EL PROBLEMA:
Responde, por favor, a estas preguntas sobre el texto de la anotadora de baloncesto, con cada respuesta numerada igual que su pregunta:
1. ¿Durante cuántos años hizo de anotadora quien narra?
2. ¿Qué número indica al cerrar el puño derecho y extender tres dedos de la izquierda?
3. ¿A qué olía la caseta?

TEXTO PROPORCIONADO:
+===+
Los domingos, pues, madrugaba para hacer de anotadora en tres partidos de la liga regional. Lo hice durante cuatro años y, por haberlos visto tantas veces, conservo algunos gestos arbitrales: cuando noto ánimo de ofender en una persona, me agarro la muñeca, la señal de falta personal intencionada o cierro el puño derecho y extiendo tres dedos de la izquierda para indicar el número 13. Esta experiencia como auxiliar de mesa era una mera curiosidad en mi biografía, una anécdota. Hasta que empezaron a aparecer en la prensa noticias de peleas entre padres en partidos infantiles, árbitros agredidos en el fútbol sala, público insultando a los niños del equipo contrario… Esas noticias me produjeron rabia, bochorno, tristeza. Casi habría llegado a sentir pena o compasión por sus protagonistas, porque sus vidas han de ser una auténtica desgracia para llegar a algo así.

ENCERRADOS EN LA CASETA

Pero entonces me acordé de la ocasión en la que, al finalizar un partido, una turba de energúmenos intentó agredir al árbitro, quien tuvo que salir corriendo de la cancha y meterse en la caseta. Lo acompañamos los dos auxiliares de mesa. El 'crono', un señor mayor, del que solo recuerdo las manos, curtidas, con manchas, y yo, que era la anotadora. Reviví la sensación claustrofóbica de estar sitiados, encerrados, en la caseta, que olía a lejía y a humedad. El 'crono' y yo nos sentamos en una banqueta de madera. Él apretaba el cronómetro con fuerza y, a veces, sin querer, tocaba un botón y lo ponía en marcha, pero enseguida lo volvía al cero. De modo que nunca sabremos cuánto tiempo nos tocó pasar allí.
+===+
ÍTEMS:

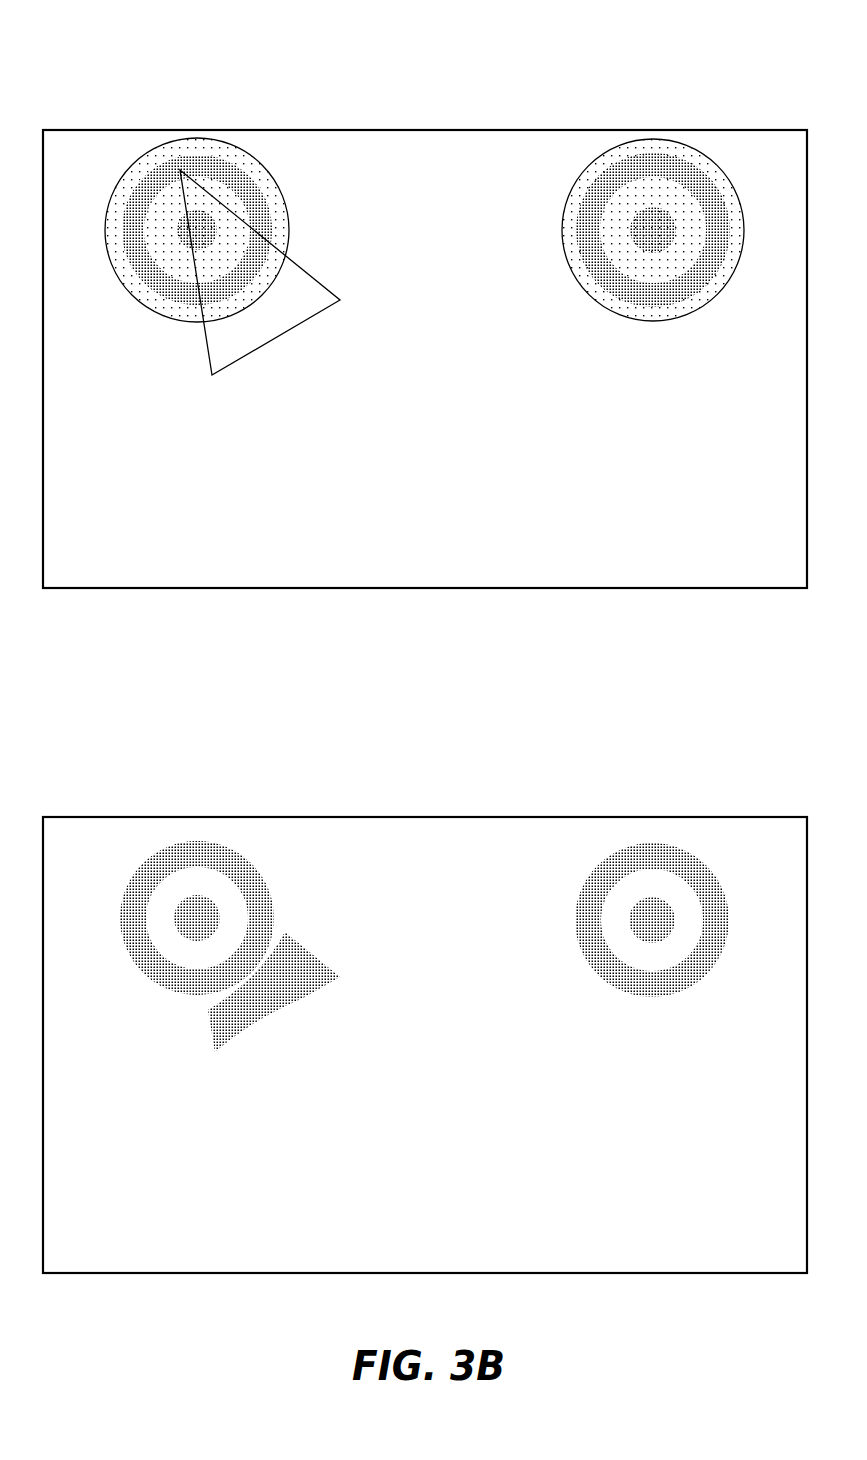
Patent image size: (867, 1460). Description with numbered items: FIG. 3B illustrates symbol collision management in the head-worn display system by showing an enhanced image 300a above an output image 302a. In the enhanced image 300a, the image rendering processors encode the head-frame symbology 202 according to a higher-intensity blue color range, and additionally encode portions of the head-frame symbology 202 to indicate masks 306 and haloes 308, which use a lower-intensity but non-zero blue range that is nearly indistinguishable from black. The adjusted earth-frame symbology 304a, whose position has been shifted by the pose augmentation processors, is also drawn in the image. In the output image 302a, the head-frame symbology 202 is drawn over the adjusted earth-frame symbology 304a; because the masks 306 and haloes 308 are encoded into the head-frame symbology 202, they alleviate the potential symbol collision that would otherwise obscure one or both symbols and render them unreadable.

The enhanced image 300a is at (157, 50).
The output image 302a is at (135, 708).
The head-frame symbology 202 is at (178, 228).
The masks 306 is at (220, 193).
The haloes 308 is at (277, 213).
The adjusted earth-frame symbology 304a is at (295, 305).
+===+
RESULTADO DEL EJERCICIO:
1. Durante cuatro años.
2. El número 13.
3. A lejía y a humedad.